(Records from a collection of figures)
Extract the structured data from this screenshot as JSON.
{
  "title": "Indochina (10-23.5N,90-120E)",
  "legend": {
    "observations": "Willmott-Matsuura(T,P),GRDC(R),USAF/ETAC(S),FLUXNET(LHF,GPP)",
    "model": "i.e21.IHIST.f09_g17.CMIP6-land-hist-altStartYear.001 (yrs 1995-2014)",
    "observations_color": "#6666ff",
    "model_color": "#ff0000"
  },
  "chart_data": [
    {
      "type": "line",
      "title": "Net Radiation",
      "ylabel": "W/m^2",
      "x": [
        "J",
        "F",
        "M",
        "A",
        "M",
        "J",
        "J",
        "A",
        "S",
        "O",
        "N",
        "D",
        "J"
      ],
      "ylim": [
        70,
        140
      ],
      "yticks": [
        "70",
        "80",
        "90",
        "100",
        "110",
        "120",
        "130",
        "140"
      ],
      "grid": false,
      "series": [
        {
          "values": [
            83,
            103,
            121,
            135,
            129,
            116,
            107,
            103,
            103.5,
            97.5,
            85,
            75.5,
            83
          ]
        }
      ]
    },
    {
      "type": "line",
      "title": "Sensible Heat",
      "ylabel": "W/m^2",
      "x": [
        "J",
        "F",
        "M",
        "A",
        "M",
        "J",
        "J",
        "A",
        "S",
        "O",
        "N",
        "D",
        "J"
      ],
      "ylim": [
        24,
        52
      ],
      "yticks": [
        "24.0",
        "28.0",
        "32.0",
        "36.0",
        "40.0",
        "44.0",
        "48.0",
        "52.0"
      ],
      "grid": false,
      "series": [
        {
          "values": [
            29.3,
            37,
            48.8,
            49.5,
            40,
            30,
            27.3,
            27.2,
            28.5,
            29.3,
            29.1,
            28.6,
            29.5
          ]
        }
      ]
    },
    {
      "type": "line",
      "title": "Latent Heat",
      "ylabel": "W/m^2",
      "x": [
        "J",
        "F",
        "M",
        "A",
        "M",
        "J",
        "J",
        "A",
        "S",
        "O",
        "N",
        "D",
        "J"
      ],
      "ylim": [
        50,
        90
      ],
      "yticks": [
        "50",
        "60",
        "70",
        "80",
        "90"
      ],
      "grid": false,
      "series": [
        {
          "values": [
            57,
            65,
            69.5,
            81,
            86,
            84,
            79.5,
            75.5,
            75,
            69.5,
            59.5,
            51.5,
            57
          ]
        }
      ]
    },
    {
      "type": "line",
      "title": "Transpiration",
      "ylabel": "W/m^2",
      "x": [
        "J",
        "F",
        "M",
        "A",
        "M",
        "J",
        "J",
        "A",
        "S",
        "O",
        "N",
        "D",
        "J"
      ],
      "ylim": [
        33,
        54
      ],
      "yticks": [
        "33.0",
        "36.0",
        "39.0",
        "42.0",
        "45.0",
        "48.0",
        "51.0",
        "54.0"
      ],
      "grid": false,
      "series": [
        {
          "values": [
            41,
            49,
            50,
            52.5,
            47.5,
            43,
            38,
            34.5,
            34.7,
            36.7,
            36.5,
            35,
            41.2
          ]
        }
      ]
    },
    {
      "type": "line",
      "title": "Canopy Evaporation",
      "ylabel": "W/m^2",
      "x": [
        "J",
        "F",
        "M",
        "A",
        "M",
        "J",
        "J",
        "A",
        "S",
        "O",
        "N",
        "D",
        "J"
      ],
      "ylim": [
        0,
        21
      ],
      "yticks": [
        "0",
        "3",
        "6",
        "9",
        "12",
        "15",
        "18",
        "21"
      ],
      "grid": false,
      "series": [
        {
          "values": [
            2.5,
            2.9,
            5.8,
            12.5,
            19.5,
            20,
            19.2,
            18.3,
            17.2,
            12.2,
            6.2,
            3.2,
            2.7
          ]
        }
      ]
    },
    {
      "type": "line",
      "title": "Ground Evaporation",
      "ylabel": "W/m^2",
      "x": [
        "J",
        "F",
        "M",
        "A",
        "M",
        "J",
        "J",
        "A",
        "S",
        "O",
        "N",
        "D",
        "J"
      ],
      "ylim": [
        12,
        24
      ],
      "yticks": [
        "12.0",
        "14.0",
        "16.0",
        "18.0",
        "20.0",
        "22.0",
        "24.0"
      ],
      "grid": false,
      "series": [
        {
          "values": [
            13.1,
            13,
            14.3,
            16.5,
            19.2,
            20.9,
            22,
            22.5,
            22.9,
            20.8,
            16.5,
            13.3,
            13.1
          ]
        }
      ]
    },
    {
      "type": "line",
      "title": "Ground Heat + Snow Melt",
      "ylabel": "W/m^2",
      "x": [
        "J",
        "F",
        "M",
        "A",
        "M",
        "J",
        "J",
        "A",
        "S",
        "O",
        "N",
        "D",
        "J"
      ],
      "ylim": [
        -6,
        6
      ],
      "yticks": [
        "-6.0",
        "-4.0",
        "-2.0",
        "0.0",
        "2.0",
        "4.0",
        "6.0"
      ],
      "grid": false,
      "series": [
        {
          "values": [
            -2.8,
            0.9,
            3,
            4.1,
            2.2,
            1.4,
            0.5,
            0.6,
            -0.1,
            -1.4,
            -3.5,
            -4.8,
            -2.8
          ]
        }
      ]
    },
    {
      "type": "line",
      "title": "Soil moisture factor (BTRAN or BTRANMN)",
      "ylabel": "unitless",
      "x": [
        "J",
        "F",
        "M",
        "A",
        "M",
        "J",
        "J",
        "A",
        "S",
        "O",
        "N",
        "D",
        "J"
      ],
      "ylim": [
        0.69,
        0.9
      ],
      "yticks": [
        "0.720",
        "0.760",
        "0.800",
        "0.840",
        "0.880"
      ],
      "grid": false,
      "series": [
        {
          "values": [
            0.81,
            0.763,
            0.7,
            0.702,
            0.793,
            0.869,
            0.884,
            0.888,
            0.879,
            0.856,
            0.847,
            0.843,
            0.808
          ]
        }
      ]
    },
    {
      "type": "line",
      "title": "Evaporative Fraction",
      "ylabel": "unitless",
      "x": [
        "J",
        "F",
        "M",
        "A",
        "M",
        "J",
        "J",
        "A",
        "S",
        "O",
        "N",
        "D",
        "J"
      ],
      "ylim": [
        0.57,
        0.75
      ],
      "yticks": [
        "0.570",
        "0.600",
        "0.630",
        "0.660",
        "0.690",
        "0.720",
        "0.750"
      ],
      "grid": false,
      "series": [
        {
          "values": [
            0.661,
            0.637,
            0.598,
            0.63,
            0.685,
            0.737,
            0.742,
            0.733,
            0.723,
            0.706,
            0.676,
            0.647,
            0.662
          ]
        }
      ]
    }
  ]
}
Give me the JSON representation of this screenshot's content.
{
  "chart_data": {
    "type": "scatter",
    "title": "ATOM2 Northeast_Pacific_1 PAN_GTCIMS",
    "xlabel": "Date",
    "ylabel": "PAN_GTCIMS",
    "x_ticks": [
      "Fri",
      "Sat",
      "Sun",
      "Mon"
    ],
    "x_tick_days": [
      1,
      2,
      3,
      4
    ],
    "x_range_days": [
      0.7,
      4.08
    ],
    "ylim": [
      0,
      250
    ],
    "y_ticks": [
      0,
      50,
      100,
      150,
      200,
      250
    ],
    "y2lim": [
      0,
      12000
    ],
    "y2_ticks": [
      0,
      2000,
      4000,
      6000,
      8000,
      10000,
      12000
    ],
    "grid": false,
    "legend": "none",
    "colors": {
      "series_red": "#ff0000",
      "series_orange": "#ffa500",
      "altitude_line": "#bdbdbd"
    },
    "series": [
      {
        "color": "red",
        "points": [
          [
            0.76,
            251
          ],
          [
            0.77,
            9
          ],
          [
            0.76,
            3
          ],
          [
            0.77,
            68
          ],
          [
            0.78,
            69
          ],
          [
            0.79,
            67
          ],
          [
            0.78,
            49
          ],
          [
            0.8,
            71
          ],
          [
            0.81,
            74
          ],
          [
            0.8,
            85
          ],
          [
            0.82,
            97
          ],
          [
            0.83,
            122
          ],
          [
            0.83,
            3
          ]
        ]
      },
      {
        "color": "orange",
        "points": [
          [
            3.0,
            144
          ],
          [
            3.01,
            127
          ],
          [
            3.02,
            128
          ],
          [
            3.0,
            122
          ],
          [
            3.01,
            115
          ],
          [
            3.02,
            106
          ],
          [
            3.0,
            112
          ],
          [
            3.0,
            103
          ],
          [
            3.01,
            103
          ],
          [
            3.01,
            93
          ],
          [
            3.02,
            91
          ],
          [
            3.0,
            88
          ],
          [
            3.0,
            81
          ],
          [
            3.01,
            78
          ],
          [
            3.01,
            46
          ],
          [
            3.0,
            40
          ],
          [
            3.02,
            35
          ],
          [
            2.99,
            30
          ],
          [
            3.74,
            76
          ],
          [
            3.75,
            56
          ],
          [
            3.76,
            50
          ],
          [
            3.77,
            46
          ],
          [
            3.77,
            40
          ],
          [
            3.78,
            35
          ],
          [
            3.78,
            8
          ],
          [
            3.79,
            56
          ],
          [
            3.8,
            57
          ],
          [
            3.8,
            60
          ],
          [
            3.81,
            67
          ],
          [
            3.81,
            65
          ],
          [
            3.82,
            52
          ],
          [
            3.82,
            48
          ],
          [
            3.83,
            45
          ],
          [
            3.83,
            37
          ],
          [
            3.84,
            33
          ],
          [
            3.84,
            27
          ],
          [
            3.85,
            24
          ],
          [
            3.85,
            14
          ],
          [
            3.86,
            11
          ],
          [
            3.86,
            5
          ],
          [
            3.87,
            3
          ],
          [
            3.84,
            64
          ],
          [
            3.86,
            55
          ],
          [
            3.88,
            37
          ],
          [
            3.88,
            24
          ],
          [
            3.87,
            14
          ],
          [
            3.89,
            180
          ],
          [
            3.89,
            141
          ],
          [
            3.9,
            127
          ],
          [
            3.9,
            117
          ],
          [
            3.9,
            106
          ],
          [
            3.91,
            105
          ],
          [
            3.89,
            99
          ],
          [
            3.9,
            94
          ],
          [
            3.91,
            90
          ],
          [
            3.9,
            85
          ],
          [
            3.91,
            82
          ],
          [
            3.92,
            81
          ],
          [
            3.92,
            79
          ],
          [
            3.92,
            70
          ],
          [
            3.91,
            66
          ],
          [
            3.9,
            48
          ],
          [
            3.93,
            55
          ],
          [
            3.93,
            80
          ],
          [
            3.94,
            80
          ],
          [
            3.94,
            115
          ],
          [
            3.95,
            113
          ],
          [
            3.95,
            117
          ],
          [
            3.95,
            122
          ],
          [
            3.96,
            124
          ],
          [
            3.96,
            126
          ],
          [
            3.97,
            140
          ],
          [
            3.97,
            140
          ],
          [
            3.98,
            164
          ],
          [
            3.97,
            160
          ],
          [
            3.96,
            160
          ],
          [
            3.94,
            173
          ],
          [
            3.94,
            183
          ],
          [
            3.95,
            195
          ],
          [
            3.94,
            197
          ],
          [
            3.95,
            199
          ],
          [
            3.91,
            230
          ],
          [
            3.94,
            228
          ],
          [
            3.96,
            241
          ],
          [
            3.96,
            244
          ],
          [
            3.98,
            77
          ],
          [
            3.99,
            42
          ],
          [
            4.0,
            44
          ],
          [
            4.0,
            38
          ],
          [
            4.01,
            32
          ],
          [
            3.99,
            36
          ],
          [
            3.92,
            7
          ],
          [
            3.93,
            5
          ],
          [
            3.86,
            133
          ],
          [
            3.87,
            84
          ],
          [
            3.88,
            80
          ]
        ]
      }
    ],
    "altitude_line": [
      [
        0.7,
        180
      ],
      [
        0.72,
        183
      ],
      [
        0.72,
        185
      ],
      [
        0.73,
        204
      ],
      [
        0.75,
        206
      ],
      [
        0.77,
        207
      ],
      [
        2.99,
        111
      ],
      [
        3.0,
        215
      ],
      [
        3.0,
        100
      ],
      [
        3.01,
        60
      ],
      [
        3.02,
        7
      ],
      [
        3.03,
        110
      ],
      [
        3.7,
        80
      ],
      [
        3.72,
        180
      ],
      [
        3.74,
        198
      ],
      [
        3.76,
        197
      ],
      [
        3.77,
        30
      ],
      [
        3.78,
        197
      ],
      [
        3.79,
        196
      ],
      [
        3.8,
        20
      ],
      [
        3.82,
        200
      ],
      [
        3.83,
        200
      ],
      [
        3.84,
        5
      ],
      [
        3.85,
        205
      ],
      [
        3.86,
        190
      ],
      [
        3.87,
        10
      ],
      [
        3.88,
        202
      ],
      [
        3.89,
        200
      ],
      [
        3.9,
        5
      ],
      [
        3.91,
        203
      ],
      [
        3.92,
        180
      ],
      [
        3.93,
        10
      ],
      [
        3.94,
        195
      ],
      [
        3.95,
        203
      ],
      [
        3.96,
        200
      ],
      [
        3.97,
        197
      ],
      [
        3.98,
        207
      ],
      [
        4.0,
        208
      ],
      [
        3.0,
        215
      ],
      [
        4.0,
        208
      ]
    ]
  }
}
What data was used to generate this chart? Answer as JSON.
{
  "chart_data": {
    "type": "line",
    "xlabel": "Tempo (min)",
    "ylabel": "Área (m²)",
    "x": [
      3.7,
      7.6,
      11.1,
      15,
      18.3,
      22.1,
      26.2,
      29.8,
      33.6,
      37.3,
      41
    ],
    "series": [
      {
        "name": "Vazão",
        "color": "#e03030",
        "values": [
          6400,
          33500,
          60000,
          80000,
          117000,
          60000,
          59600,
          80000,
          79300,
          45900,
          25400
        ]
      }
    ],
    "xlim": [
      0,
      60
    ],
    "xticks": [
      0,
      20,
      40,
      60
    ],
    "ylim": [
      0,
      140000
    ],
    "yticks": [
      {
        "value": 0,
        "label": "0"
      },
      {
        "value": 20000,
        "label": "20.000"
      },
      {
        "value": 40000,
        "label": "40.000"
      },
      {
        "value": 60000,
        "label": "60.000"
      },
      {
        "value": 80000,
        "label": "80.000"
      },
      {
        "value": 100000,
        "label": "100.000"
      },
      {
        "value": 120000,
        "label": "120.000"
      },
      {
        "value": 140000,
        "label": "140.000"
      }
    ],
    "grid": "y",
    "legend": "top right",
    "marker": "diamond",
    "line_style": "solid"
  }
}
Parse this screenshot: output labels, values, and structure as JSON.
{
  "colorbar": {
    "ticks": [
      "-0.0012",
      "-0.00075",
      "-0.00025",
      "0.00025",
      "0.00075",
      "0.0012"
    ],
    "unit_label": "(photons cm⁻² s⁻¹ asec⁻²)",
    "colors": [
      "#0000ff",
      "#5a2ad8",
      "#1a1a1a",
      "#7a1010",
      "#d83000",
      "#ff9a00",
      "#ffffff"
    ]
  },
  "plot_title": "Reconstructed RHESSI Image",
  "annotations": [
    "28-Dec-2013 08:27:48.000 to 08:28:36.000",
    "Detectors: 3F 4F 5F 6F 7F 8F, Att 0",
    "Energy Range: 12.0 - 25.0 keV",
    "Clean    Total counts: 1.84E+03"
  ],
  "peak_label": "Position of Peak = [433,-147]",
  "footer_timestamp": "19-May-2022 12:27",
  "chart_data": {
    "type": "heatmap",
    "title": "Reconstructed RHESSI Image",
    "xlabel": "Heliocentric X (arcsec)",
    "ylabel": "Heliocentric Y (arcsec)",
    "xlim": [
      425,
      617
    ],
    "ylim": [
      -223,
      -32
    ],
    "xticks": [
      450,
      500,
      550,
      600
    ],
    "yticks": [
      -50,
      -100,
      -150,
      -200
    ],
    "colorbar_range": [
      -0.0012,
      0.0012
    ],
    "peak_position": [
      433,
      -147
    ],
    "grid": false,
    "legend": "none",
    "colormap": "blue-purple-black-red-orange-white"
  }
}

TO BE DONE => Write down every line of the data above that includes the string "Evaporation".

FINISHED EXERCISE =>
      "title": "Canopy Evaporation",
      "title": "Ground Evaporation",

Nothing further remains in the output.